**Objective:** All of the data below must be repeated exactly.

**Listed entries:**
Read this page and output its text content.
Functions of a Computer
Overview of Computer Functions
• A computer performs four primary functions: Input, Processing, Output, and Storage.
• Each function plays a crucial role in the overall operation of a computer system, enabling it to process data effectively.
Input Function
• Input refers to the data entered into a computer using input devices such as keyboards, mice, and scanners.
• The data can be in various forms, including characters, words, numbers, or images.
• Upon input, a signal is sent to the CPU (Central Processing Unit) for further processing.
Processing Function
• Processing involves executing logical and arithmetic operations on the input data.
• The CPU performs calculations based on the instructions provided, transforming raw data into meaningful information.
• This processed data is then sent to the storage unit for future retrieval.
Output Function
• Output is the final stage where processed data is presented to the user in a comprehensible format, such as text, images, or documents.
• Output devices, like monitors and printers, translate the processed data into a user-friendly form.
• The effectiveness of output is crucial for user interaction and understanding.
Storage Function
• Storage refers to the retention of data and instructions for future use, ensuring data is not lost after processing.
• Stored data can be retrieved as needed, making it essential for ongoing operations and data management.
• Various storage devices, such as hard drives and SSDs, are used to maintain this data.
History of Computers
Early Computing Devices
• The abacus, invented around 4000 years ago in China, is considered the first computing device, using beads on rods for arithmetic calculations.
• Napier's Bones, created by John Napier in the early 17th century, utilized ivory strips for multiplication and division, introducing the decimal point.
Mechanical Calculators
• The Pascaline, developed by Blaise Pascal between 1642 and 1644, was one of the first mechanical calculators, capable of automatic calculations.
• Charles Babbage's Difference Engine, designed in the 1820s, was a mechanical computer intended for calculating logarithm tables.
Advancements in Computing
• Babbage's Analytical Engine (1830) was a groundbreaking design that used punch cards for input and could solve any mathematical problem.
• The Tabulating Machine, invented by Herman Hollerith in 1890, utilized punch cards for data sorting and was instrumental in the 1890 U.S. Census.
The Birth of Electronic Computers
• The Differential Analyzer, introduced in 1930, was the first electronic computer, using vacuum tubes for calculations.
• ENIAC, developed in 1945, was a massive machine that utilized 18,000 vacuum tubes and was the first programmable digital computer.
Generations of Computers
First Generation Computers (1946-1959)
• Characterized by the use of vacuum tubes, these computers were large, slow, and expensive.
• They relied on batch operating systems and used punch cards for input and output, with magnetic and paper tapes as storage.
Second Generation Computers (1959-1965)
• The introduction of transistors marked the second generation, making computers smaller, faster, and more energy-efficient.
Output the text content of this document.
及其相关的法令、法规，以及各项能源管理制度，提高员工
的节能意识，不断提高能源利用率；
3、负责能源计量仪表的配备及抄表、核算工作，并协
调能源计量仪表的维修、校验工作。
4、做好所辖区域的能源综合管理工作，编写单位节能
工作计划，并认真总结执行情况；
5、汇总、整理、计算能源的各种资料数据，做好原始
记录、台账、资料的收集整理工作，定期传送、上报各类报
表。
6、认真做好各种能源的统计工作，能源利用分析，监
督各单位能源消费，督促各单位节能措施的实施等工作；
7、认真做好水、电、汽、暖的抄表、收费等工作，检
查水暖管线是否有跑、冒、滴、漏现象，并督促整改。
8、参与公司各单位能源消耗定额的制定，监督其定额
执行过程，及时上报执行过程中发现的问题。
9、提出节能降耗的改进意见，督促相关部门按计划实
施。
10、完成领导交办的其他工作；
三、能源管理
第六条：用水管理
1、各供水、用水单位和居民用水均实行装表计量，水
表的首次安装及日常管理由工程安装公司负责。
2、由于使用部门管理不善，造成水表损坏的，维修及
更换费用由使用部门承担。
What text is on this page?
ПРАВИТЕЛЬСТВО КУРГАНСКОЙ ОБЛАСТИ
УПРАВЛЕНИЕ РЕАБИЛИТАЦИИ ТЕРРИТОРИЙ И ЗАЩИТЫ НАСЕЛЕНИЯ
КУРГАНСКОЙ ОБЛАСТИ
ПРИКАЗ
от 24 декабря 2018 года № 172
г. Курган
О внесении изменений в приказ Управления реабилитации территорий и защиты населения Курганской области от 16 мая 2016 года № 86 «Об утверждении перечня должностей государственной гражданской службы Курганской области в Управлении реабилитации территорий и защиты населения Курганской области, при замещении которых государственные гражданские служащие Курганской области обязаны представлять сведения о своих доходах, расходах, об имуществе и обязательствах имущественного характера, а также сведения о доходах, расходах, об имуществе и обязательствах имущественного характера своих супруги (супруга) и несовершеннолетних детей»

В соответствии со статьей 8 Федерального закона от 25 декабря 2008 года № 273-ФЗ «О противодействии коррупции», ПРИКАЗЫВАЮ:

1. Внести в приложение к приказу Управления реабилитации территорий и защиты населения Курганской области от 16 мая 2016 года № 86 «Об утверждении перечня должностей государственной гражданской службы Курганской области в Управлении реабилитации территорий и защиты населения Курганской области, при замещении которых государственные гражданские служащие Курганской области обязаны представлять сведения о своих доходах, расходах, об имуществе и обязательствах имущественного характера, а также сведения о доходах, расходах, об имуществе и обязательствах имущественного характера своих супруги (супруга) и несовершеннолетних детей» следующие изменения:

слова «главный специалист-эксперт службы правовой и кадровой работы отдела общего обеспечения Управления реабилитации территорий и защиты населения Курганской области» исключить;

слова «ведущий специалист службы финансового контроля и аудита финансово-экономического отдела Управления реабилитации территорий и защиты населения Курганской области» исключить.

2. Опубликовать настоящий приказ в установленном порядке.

**Solution:**
Read this page and output its text content.
Functions of a Computer
Overview of Computer Functions
• A computer performs four primary functions: Input, Processing, Output, and Storage.
• Each function plays a crucial role in the overall operation of a computer system, enabling it to process data effectively.
Input Function
• Input refers to the data entered into a computer using input devices such as keyboards, mice, and scanners.
• The data can be in various forms, including characters, words, numbers, or images.
• Upon input, a signal is sent to the CPU (Central Processing Unit) for further processing.
Processing Function
• Processing involves executing logical and arithmetic operations on the input data.
• The CPU performs calculations based on the instructions provided, transforming raw data into meaningful information.
• This processed data is then sent to the storage unit for future retrieval.
Output Function
• Output is the final stage where processed data is presented to the user in a comprehensible format, such as text, images, or documents.
• Output devices, like monitors and printers, translate the processed data into a user-friendly form.
• The effectiveness of output is crucial for user interaction and understanding.
Storage Function
• Storage refers to the retention of data and instructions for future use, ensuring data is not lost after processing.
• Stored data can be retrieved as needed, making it essential for ongoing operations and data management.
• Various storage devices, such as hard drives and SSDs, are used to maintain this data.
History of Computers
Early Computing Devices
• The abacus, invented around 4000 years ago in China, is considered the first computing device, using beads on rods for arithmetic calculations.
• Napier's Bones, created by John Napier in the early 17th century, utilized ivory strips for multiplication and division, introducing the decimal point.
Mechanical Calculators
• The Pascaline, developed by Blaise Pascal between 1642 and 1644, was one of the first mechanical calculators, capable of automatic calculations.
• Charles Babbage's Difference Engine, designed in the 1820s, was a mechanical computer intended for calculating logarithm tables.
Advancements in Computing
• Babbage's Analytical Engine (1830) was a groundbreaking design that used punch cards for input and could solve any mathematical problem.
• The Tabulating Machine, invented by Herman Hollerith in 1890, utilized punch cards for data sorting and was instrumental in the 1890 U.S. Census.
The Birth of Electronic Computers
• The Differential Analyzer, introduced in 1930, was the first electronic computer, using vacuum tubes for calculations.
• ENIAC, developed in 1945, was a massive machine that utilized 18,000 vacuum tubes and was the first programmable digital computer.
Generations of Computers
First Generation Computers (1946-1959)
• Characterized by the use of vacuum tubes, these computers were large, slow, and expensive.
• They relied on batch operating systems and used punch cards for input and output, with magnetic and paper tapes as storage.
Second Generation Computers (1959-1965)
• The introduction of transistors marked the second generation, making computers smaller, faster, and more energy-efficient.
Output the text content of this document.
及其相关的法令、法规，以及各项能源管理制度，提高员工
的节能意识，不断提高能源利用率；
3、负责能源计量仪表的配备及抄表、核算工作，并协
调能源计量仪表的维修、校验工作。
4、做好所辖区域的能源综合管理工作，编写单位节能
工作计划，并认真总结执行情况；
5、汇总、整理、计算能源的各种资料数据，做好原始
记录、台账、资料的收集整理工作，定期传送、上报各类报
表。
6、认真做好各种能源的统计工作，能源利用分析，监
督各单位能源消费，督促各单位节能措施的实施等工作；
7、认真做好水、电、汽、暖的抄表、收费等工作，检
查水暖管线是否有跑、冒、滴、漏现象，并督促整改。
8、参与公司各单位能源消耗定额的制定，监督其定额
执行过程，及时上报执行过程中发现的问题。
9、提出节能降耗的改进意见，督促相关部门按计划实
施。
10、完成领导交办的其他工作；
三、能源管理
第六条：用水管理
1、各供水、用水单位和居民用水均实行装表计量，水
表的首次安装及日常管理由工程安装公司负责。
2、由于使用部门管理不善，造成水表损坏的，维修及
更换费用由使用部门承担。
What text is on this page?
ПРАВИТЕЛЬСТВО КУРГАНСКОЙ ОБЛАСТИ
УПРАВЛЕНИЕ РЕАБИЛИТАЦИИ ТЕРРИТОРИЙ И ЗАЩИТЫ НАСЕЛЕНИЯ
КУРГАНСКОЙ ОБЛАСТИ
ПРИКАЗ
от 24 декабря 2018 года № 172
г. Курган
О внесении изменений в приказ Управления реабилитации территорий и защиты населения Курганской области от 16 мая 2016 года № 86 «Об утверждении перечня должностей государственной гражданской службы Курганской области в Управлении реабилитации территорий и защиты населения Курганской области, при замещении которых государственные гражданские служащие Курганской области обязаны представлять сведения о своих доходах, расходах, об имуществе и обязательствах имущественного характера, а также сведения о доходах, расходах, об имуществе и обязательствах имущественного характера своих супруги (супруга) и несовершеннолетних детей»

В соответствии со статьей 8 Федерального закона от 25 декабря 2008 года № 273-ФЗ «О противодействии коррупции», ПРИКАЗЫВАЮ:

1. Внести в приложение к приказу Управления реабилитации территорий и защиты населения Курганской области от 16 мая 2016 года № 86 «Об утверждении перечня должностей государственной гражданской службы Курганской области в Управлении реабилитации территорий и защиты населения Курганской области, при замещении которых государственные гражданские служащие Курганской области обязаны представлять сведения о своих доходах, расходах, об имуществе и обязательствах имущественного характера, а также сведения о доходах, расходах, об имуществе и обязательствах имущественного характера своих супруги (супруга) и несовершеннолетних детей» следующие изменения:

слова «главный специалист-эксперт службы правовой и кадровой работы отдела общего обеспечения Управления реабилитации территорий и защиты населения Курганской области» исключить;

слова «ведущий специалист службы финансового контроля и аудита финансово-экономического отдела Управления реабилитации территорий и защиты населения Курганской области» исключить.

2. Опубликовать настоящий приказ в установленном порядке.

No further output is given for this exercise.